DATA LINES ->
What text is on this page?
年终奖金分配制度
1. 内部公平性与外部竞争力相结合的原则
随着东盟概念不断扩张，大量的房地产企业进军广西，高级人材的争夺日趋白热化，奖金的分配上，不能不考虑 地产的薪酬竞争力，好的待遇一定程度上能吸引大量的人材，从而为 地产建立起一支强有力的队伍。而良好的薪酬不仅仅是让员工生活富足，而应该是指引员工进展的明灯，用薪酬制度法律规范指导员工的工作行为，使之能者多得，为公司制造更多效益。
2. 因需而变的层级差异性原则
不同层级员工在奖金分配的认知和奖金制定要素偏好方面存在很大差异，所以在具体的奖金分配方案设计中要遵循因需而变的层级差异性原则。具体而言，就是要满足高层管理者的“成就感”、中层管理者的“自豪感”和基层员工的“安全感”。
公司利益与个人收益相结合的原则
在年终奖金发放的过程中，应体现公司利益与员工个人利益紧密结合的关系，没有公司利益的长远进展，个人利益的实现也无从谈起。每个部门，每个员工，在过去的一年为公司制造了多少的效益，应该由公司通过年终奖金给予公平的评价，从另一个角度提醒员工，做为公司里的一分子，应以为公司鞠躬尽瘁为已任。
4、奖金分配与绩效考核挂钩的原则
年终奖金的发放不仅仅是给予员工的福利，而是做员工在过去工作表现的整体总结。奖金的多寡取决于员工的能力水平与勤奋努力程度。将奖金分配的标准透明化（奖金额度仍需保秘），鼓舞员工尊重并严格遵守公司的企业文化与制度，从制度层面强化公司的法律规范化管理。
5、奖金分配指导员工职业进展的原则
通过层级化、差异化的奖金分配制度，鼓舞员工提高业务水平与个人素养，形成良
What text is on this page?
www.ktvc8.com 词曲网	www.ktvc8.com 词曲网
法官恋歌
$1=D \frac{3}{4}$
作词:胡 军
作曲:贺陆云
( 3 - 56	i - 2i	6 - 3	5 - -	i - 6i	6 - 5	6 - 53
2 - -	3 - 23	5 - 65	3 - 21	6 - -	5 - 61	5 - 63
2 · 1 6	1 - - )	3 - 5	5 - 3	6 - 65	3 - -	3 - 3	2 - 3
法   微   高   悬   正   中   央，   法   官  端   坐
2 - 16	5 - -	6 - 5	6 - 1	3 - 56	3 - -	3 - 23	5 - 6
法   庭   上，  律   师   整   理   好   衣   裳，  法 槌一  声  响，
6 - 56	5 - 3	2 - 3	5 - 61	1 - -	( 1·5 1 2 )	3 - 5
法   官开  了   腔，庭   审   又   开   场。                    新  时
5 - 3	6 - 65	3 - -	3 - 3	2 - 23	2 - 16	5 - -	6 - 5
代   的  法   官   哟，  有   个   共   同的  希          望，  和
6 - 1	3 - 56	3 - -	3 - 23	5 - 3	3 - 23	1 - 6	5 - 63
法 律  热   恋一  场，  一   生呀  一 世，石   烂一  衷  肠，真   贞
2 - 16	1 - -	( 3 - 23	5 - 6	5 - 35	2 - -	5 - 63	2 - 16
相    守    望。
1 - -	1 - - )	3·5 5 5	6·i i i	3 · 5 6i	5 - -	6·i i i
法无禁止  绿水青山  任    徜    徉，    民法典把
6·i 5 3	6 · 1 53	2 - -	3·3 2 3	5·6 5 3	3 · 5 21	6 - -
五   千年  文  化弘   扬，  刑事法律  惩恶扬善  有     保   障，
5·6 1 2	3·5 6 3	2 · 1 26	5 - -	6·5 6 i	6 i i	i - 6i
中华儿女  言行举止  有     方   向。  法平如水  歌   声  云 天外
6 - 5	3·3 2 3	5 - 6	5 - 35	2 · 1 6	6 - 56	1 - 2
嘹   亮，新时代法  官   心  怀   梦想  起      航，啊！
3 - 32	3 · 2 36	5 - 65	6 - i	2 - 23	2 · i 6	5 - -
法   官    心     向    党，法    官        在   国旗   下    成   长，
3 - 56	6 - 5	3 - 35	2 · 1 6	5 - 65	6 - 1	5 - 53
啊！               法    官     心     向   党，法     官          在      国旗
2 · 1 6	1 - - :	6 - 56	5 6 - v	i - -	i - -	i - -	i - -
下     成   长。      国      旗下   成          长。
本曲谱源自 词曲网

BRIEF -> The records above should all be quoted exactly, please.

SOLUTION TO THIS TASK ->
What text is on this page?
年终奖金分配制度
1. 内部公平性与外部竞争力相结合的原则
随着东盟概念不断扩张，大量的房地产企业进军广西，高级人材的争夺日趋白热化，奖金的分配上，不能不考虑 地产的薪酬竞争力，好的待遇一定程度上能吸引大量的人材，从而为 地产建立起一支强有力的队伍。而良好的薪酬不仅仅是让员工生活富足，而应该是指引员工进展的明灯，用薪酬制度法律规范指导员工的工作行为，使之能者多得，为公司制造更多效益。
2. 因需而变的层级差异性原则
不同层级员工在奖金分配的认知和奖金制定要素偏好方面存在很大差异，所以在具体的奖金分配方案设计中要遵循因需而变的层级差异性原则。具体而言，就是要满足高层管理者的“成就感”、中层管理者的“自豪感”和基层员工的“安全感”。
公司利益与个人收益相结合的原则
在年终奖金发放的过程中，应体现公司利益与员工个人利益紧密结合的关系，没有公司利益的长远进展，个人利益的实现也无从谈起。每个部门，每个员工，在过去的一年为公司制造了多少的效益，应该由公司通过年终奖金给予公平的评价，从另一个角度提醒员工，做为公司里的一分子，应以为公司鞠躬尽瘁为已任。
4、奖金分配与绩效考核挂钩的原则
年终奖金的发放不仅仅是给予员工的福利，而是做员工在过去工作表现的整体总结。奖金的多寡取决于员工的能力水平与勤奋努力程度。将奖金分配的标准透明化（奖金额度仍需保秘），鼓舞员工尊重并严格遵守公司的企业文化与制度，从制度层面强化公司的法律规范化管理。
5、奖金分配指导员工职业进展的原则
通过层级化、差异化的奖金分配制度，鼓舞员工提高业务水平与个人素养，形成良
What text is on this page?
www.ktvc8.com 词曲网	www.ktvc8.com 词曲网
法官恋歌
$1=D \frac{3}{4}$
作词:胡 军
作曲:贺陆云
( 3 - 56	i - 2i	6 - 3	5 - -	i - 6i	6 - 5	6 - 53
2 - -	3 - 23	5 - 65	3 - 21	6 - -	5 - 61	5 - 63
2 · 1 6	1 - - )	3 - 5	5 - 3	6 - 65	3 - -	3 - 3	2 - 3
法   微   高   悬   正   中   央，   法   官  端   坐
2 - 16	5 - -	6 - 5	6 - 1	3 - 56	3 - -	3 - 23	5 - 6
法   庭   上，  律   师   整   理   好   衣   裳，  法 槌一  声  响，
6 - 56	5 - 3	2 - 3	5 - 61	1 - -	( 1·5 1 2 )	3 - 5
法   官开  了   腔，庭   审   又   开   场。                    新  时
5 - 3	6 - 65	3 - -	3 - 3	2 - 23	2 - 16	5 - -	6 - 5
代   的  法   官   哟，  有   个   共   同的  希          望，  和
6 - 1	3 - 56	3 - -	3 - 23	5 - 3	3 - 23	1 - 6	5 - 63
法 律  热   恋一  场，  一   生呀  一 世，石   烂一  衷  肠，真   贞
2 - 16	1 - -	( 3 - 23	5 - 6	5 - 35	2 - -	5 - 63	2 - 16
相    守    望。
1 - -	1 - - )	3·5 5 5	6·i i i	3 · 5 6i	5 - -	6·i i i
法无禁止  绿水青山  任    徜    徉，    民法典把
6·i 5 3	6 · 1 53	2 - -	3·3 2 3	5·6 5 3	3 · 5 21	6 - -
五   千年  文  化弘   扬，  刑事法律  惩恶扬善  有     保   障，
5·6 1 2	3·5 6 3	2 · 1 26	5 - -	6·5 6 i	6 i i	i - 6i
中华儿女  言行举止  有     方   向。  法平如水  歌   声  云 天外
6 - 5	3·3 2 3	5 - 6	5 - 35	2 · 1 6	6 - 56	1 - 2
嘹   亮，新时代法  官   心  怀   梦想  起      航，啊！
3 - 32	3 · 2 36	5 - 65	6 - i	2 - 23	2 · i 6	5 - -
法   官    心     向    党，法    官        在   国旗   下    成   长，
3 - 56	6 - 5	3 - 35	2 · 1 6	5 - 65	6 - 1	5 - 53
啊！               法    官     心     向   党，法     官          在      国旗
2 · 1 6	1 - - :	6 - 56	5 6 - v	i - -	i - -	i - -	i - -
下     成   长。      国      旗下   成          长。
本曲谱源自 词曲网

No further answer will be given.